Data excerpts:
===============
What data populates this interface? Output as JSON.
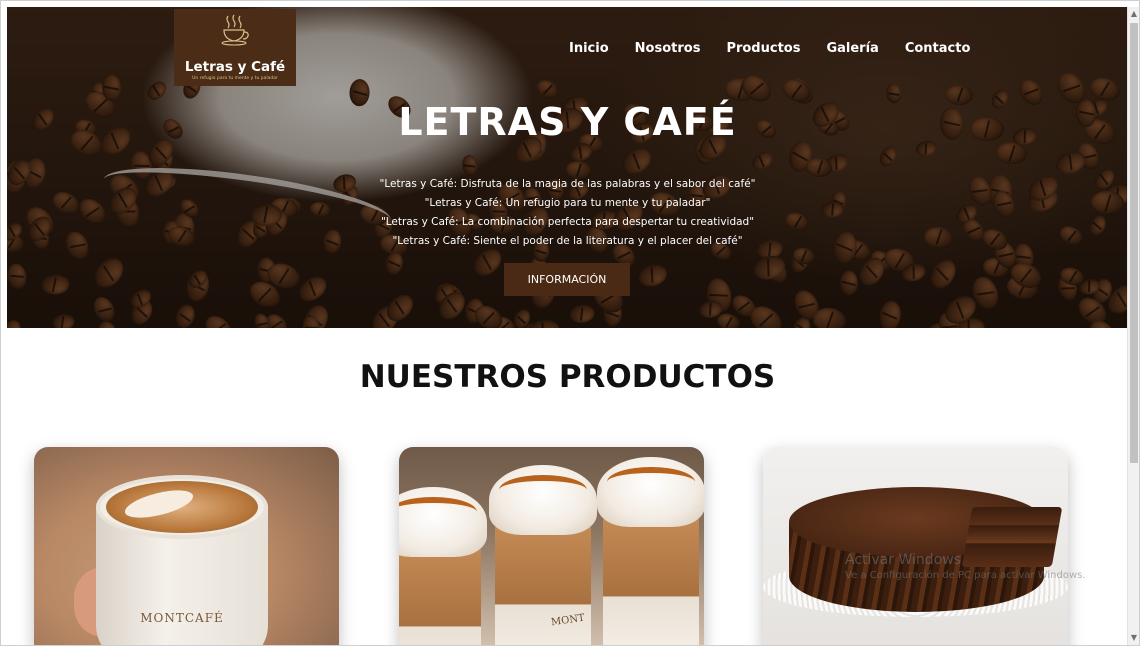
{
  "site": {
    "logo": {
      "name": "Letras y Café",
      "tagline": "Un refugio para tu mente y tu paladar",
      "icon": "coffee-cup-icon"
    },
    "nav": [
      {
        "label": "Inicio"
      },
      {
        "label": "Nosotros"
      },
      {
        "label": "Productos"
      },
      {
        "label": "Galería"
      },
      {
        "label": "Contacto"
      }
    ]
  },
  "hero": {
    "title": "LETRAS Y CAFÉ",
    "quotes": [
      "\"Letras y Café: Disfruta de la magia de las palabras y el sabor del café\"",
      "\"Letras y Café: Un refugio para tu mente y tu paladar\"",
      "\"Letras y Café: La combinación perfecta para despertar tu creatividad\"",
      "\"Letras y Café: Siente el poder de la literatura y el placer del café\""
    ],
    "button_label": "INFORMACIÓN"
  },
  "products": {
    "title": "NUESTROS PRODUCTOS",
    "cards": [
      {
        "image": "latte-cup-image",
        "brand": "MONTCAFÉ"
      },
      {
        "image": "frappe-drinks-image",
        "brand": "MONT"
      },
      {
        "image": "chocolate-cake-image"
      }
    ]
  },
  "overlay": {
    "watermark_title": "Activar Windows",
    "watermark_sub": "Ve a Configuración de PC para activar Windows."
  },
  "colors": {
    "accent": "#4a2a14",
    "logo_bg": "#4a2c17",
    "logo_tagline": "#d9c08a",
    "text_dark": "#111111"
  }
}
===============
● **Required work**: Output every entry verbatim. Pictures do not belong in the copy.

● **Result of the exercise**:
What data populates this interface? Output as JSON.
{
  "site": {
    "logo": {
      "name": "Letras y Café",
      "tagline": "Un refugio para tu mente y tu paladar",
      "icon": "coffee-cup-icon"
    },
    "nav": [
      {
        "label": "Inicio"
      },
      {
        "label": "Nosotros"
      },
      {
        "label": "Productos"
      },
      {
        "label": "Galería"
      },
      {
        "label": "Contacto"
      }
    ]
  },
  "hero": {
    "title": "LETRAS Y CAFÉ",
    "quotes": [
      "\"Letras y Café: Disfruta de la magia de las palabras y el sabor del café\"",
      "\"Letras y Café: Un refugio para tu mente y tu paladar\"",
      "\"Letras y Café: La combinación perfecta para despertar tu creatividad\"",
      "\"Letras y Café: Siente el poder de la literatura y el placer del café\""
    ],
    "button_label": "INFORMACIÓN"
  },
  "products": {
    "title": "NUESTROS PRODUCTOS",
    "cards": [
      {
        "image": "latte-cup-image",
        "brand": "MONTCAFÉ"
      },
      {
        "image": "frappe-drinks-image",
        "brand": "MONT"
      },
      {
        "image": "chocolate-cake-image"
      }
    ]
  },
  "overlay": {
    "watermark_title": "Activar Windows",
    "watermark_sub": "Ve a Configuración de PC para activar Windows."
  },
  "colors": {
    "accent": "#4a2a14",
    "logo_bg": "#4a2c17",
    "logo_tagline": "#d9c08a",
    "text_dark": "#111111"
  }
}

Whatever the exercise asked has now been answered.